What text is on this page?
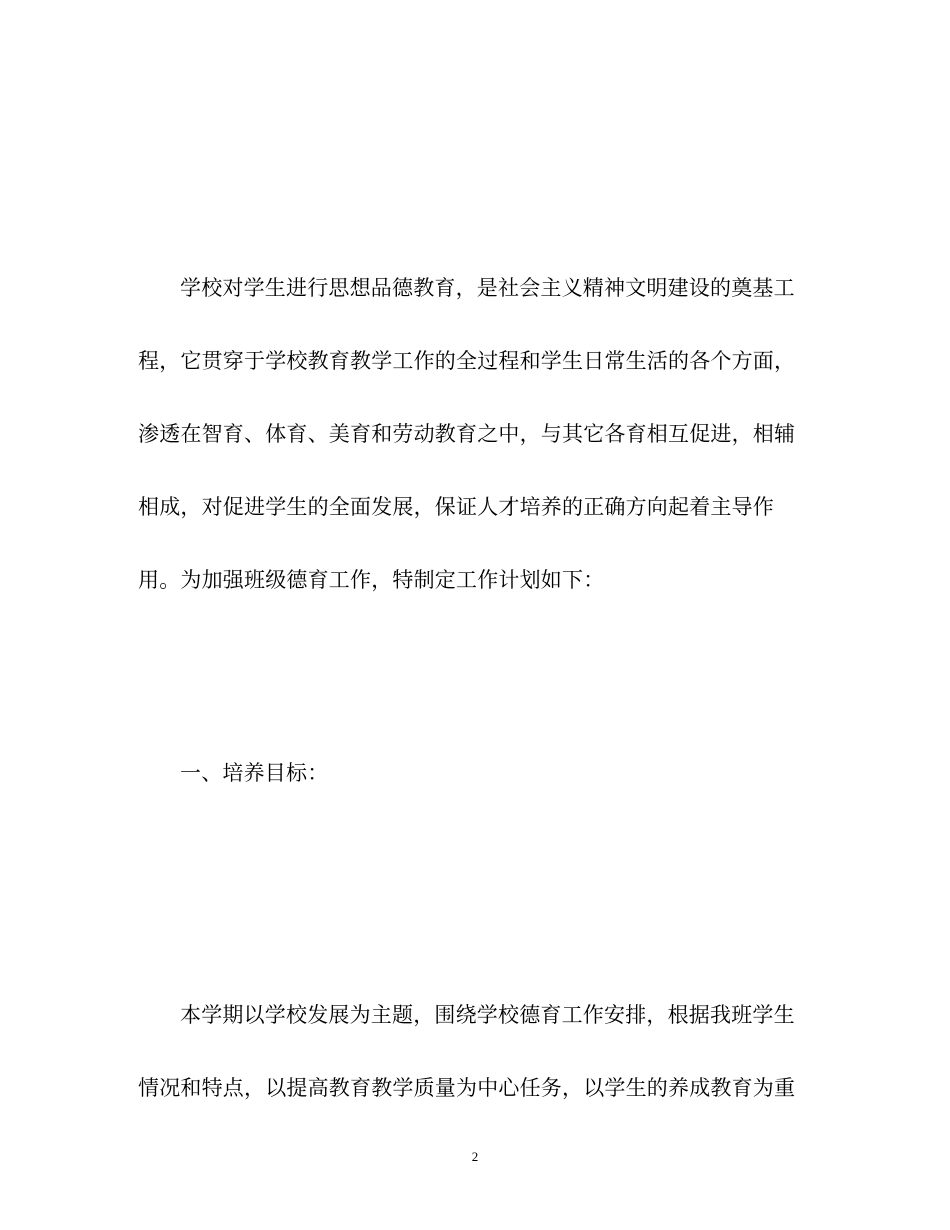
学校对学生进行思想品德教育，是社会主义精神文明建设的奠基工
程，它贯穿于学校教育教学工作的全过程和学生日常生活的各个方面，
渗透在智育、体育、美育和劳动教育之中，与其它各育相互促进，相辅
相成，对促进学生的全面发展，保证人才培养的正确方向起着主导作
用。为加强班级德育工作，特制定工作计划如下：
一、培养目标：
本学期以学校发展为主题，围绕学校德育工作安排，根据我班学生
情况和特点，以提高教育教学质量为中心任务，以学生的养成教育为重
2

- STATED PROBLEM -
Give back the entries verbatim. Do not include any picture.

- WRITTEN RESPONSE -
What text is on this page?
学校对学生进行思想品德教育，是社会主义精神文明建设的奠基工
程，它贯穿于学校教育教学工作的全过程和学生日常生活的各个方面，
渗透在智育、体育、美育和劳动教育之中，与其它各育相互促进，相辅
相成，对促进学生的全面发展，保证人才培养的正确方向起着主导作
用。为加强班级德育工作，特制定工作计划如下：
一、培养目标：
本学期以学校发展为主题，围绕学校德育工作安排，根据我班学生
情况和特点，以提高教育教学质量为中心任务，以学生的养成教育为重
2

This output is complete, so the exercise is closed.